Repeat all the material exactly; pictures stay out of your copy.

Excerpt from a dataset:
....................

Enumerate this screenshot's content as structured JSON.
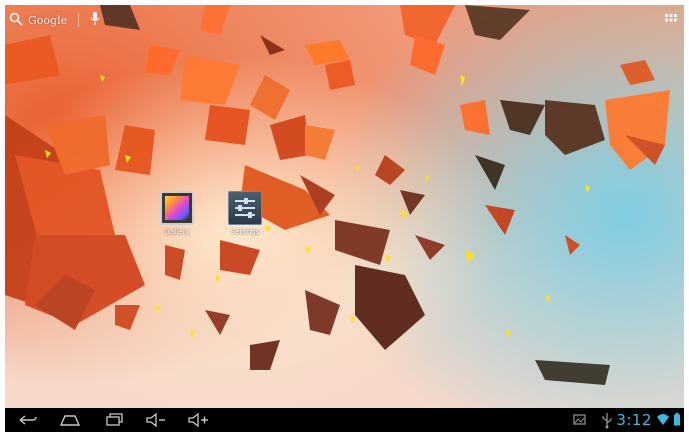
{
  "search": {
    "label": "Google",
    "icon": "search-icon",
    "voice_icon": "microphone-icon"
  },
  "apps_button_icon": "app-grid-icon",
  "desktop_icons": [
    {
      "label": "Gallery",
      "icon": "gallery-icon"
    },
    {
      "label": "Settings",
      "icon": "settings-sliders-icon"
    }
  ],
  "navbar": {
    "buttons": [
      "back-icon",
      "home-icon",
      "recent-apps-icon",
      "volume-down-icon",
      "volume-up-icon"
    ]
  },
  "status": {
    "time": "3:12",
    "icons": [
      "screenshot-icon",
      "usb-icon",
      "wifi-icon",
      "battery-icon"
    ],
    "accent": "#3db7e4"
  }
}
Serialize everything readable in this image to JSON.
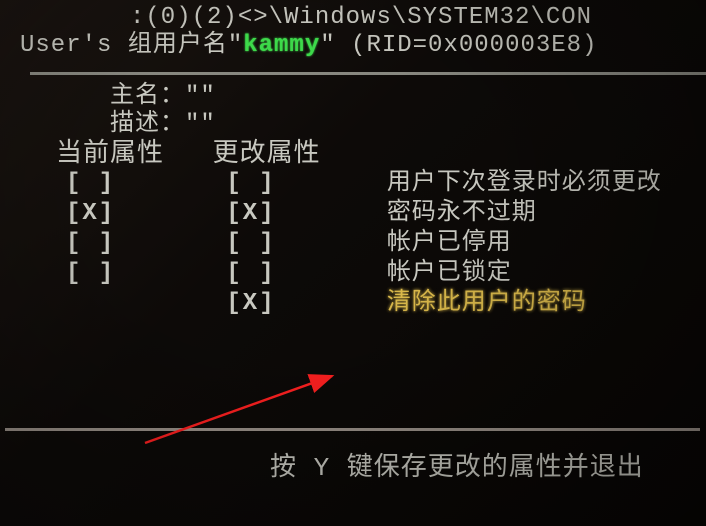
{
  "header": {
    "line1_prefix": ":(0)(2)<>\\Windows\\SYSTEM32\\CON",
    "line2_prefix": "User's 组用户名\"",
    "username": "kammy",
    "line2_suffix": "\" (RID=0x000003E8)"
  },
  "fields": {
    "name_label": "主名：",
    "name_value": "\"\"",
    "desc_label": "描述：",
    "desc_value": "\"\""
  },
  "table": {
    "col_current": "当前属性",
    "col_change": "更改属性",
    "rows": [
      {
        "current": "[ ]",
        "change": "[ ]",
        "label": "用户下次登录时必须更改",
        "highlight": false
      },
      {
        "current": "[X]",
        "change": "[X]",
        "label": "密码永不过期",
        "highlight": false
      },
      {
        "current": "[ ]",
        "change": "[ ]",
        "label": "帐户已停用",
        "highlight": false
      },
      {
        "current": "[ ]",
        "change": "[ ]",
        "label": "帐户已锁定",
        "highlight": false
      },
      {
        "current": "",
        "change": "[X]",
        "label": "清除此用户的密码",
        "highlight": true
      }
    ]
  },
  "footer": {
    "text": "按 Y 键保存更改的属性并退出"
  }
}
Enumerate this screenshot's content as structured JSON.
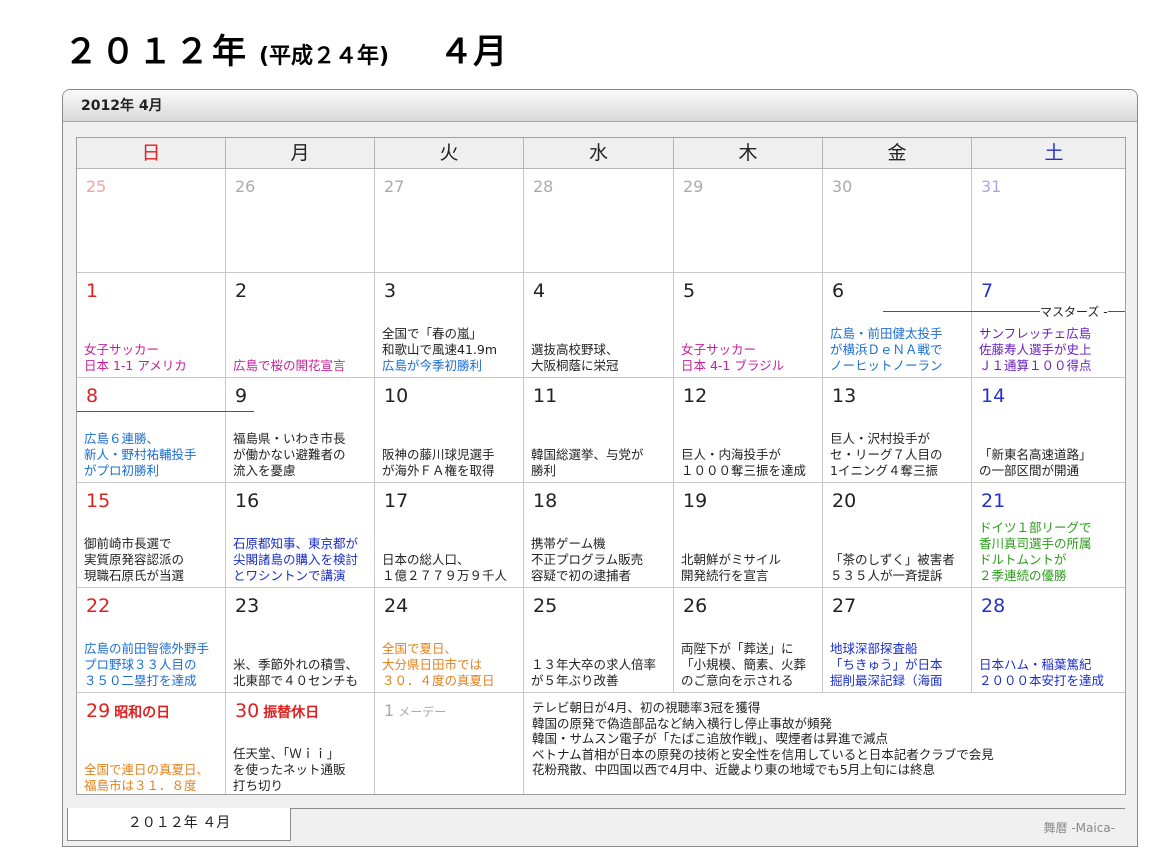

....................

■ Response to the exercise ■
Enumerate this screenshot's content as structured JSON.
{
  "search": {
    "label": "Google",
    "icon": "search-icon",
    "voice_icon": "microphone-icon"
  },
  "apps_button_icon": "app-grid-icon",
  "desktop_icons": [
    {
      "label": "Gallery",
      "icon": "gallery-icon"
    },
    {
      "label": "Settings",
      "icon": "settings-sliders-icon"
    }
  ],
  "navbar": {
    "buttons": [
      "back-icon",
      "home-icon",
      "recent-apps-icon",
      "volume-down-icon",
      "volume-up-icon"
    ]
  },
  "status": {
    "time": "3:12",
    "icons": [
      "screenshot-icon",
      "usb-icon",
      "wifi-icon",
      "battery-icon"
    ],
    "accent": "#3db7e4"
  }
}
Serialize everything readable in this image to JSON.
{
  "header": {
    "line1_prefix": ":(0)(2)<>\\Windows\\SYSTEM32\\CON",
    "line2_prefix": "User's 组用户名\"",
    "username": "kammy",
    "line2_suffix": "\" (RID=0x000003E8)"
  },
  "fields": {
    "name_label": "主名：",
    "name_value": "\"\"",
    "desc_label": "描述：",
    "desc_value": "\"\""
  },
  "table": {
    "col_current": "当前属性",
    "col_change": "更改属性",
    "rows": [
      {
        "current": "[ ]",
        "change": "[ ]",
        "label": "用户下次登录时必须更改",
        "highlight": false
      },
      {
        "current": "[X]",
        "change": "[X]",
        "label": "密码永不过期",
        "highlight": false
      },
      {
        "current": "[ ]",
        "change": "[ ]",
        "label": "帐户已停用",
        "highlight": false
      },
      {
        "current": "[ ]",
        "change": "[ ]",
        "label": "帐户已锁定",
        "highlight": false
      },
      {
        "current": "",
        "change": "[X]",
        "label": "清除此用户的密码",
        "highlight": true
      }
    ]
  },
  "footer": {
    "text": "按 Y 键保存更改的属性并退出"
  }
}
Enumerate this screenshot's content as structured JSON.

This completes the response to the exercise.